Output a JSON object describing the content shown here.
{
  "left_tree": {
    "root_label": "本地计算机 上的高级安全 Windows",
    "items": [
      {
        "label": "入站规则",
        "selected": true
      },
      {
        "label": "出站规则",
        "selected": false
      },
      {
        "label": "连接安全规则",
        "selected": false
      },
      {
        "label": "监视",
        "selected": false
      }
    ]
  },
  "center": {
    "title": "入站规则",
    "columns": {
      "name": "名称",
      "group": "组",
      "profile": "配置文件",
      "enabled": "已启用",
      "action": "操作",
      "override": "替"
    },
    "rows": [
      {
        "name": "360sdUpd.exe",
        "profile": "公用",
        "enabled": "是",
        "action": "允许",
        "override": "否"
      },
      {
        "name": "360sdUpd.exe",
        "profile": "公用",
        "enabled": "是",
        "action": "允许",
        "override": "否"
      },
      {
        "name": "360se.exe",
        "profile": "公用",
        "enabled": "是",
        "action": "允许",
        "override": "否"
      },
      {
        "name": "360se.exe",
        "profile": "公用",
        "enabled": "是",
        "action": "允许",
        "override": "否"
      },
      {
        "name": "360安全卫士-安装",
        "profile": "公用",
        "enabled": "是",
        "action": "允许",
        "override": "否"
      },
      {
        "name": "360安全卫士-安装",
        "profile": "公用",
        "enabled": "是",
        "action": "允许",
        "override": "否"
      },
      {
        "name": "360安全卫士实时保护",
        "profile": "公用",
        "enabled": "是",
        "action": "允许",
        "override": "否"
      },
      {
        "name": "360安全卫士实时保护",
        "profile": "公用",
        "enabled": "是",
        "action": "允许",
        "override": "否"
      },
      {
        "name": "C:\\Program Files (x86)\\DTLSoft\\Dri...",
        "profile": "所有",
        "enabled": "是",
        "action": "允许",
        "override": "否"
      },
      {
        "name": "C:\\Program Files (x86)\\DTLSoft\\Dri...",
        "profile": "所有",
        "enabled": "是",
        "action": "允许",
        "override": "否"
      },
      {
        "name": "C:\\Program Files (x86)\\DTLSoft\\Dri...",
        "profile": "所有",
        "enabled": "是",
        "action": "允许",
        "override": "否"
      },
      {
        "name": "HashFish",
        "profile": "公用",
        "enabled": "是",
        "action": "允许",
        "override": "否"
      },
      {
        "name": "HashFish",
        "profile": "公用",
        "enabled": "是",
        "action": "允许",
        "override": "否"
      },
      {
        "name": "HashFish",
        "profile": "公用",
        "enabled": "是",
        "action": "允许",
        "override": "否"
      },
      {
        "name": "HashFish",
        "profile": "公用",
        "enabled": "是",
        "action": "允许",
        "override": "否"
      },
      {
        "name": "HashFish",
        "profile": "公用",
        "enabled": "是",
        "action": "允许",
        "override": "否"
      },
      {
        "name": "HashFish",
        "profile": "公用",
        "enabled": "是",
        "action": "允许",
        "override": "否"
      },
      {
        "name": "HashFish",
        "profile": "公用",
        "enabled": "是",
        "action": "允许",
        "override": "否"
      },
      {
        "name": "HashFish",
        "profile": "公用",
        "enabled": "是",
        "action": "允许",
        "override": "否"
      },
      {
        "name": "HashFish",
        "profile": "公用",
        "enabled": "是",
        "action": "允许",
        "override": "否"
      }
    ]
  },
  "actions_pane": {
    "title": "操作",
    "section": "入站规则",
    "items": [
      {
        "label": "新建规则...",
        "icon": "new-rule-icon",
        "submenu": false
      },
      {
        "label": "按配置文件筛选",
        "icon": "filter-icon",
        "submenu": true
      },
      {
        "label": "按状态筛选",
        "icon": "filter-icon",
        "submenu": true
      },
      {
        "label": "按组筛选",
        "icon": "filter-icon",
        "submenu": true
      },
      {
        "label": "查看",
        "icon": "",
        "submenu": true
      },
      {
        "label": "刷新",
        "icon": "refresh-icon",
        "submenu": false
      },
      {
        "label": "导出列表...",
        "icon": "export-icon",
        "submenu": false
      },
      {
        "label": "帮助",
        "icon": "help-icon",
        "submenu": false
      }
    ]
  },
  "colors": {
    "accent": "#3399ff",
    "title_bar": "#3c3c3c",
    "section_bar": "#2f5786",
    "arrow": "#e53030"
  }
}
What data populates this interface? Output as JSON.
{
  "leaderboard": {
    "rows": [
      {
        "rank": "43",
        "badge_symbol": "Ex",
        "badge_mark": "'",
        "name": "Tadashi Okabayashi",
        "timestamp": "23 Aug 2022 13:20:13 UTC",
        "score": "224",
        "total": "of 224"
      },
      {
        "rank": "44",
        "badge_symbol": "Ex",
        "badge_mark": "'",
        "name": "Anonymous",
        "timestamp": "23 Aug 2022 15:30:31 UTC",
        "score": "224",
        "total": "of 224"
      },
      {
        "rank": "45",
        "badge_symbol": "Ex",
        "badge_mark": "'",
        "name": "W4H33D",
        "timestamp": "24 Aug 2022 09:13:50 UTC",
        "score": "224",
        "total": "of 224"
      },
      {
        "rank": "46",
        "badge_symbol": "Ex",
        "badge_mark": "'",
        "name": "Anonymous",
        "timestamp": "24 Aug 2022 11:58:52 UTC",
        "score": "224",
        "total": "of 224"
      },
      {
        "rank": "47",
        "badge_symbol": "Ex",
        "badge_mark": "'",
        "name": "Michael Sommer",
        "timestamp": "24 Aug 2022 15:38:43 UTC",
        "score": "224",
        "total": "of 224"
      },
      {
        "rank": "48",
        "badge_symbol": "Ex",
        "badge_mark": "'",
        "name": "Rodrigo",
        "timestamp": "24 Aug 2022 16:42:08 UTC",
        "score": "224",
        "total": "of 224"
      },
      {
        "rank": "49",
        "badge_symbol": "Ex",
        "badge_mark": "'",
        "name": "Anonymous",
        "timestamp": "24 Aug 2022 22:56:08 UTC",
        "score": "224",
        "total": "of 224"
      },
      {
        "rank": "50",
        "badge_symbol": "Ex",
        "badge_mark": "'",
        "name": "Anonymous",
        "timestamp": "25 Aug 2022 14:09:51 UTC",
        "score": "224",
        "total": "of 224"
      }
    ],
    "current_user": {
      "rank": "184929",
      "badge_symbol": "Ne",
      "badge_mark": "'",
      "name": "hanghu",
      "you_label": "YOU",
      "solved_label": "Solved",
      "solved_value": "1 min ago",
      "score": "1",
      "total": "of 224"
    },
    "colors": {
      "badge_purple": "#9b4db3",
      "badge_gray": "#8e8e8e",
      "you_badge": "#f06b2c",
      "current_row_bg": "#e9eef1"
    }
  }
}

◆ GIVEN TASK ◆
In the entries above, how many lines contain the word "rank"? Answer with the number only.

◆ FULL ANSWER ◆
9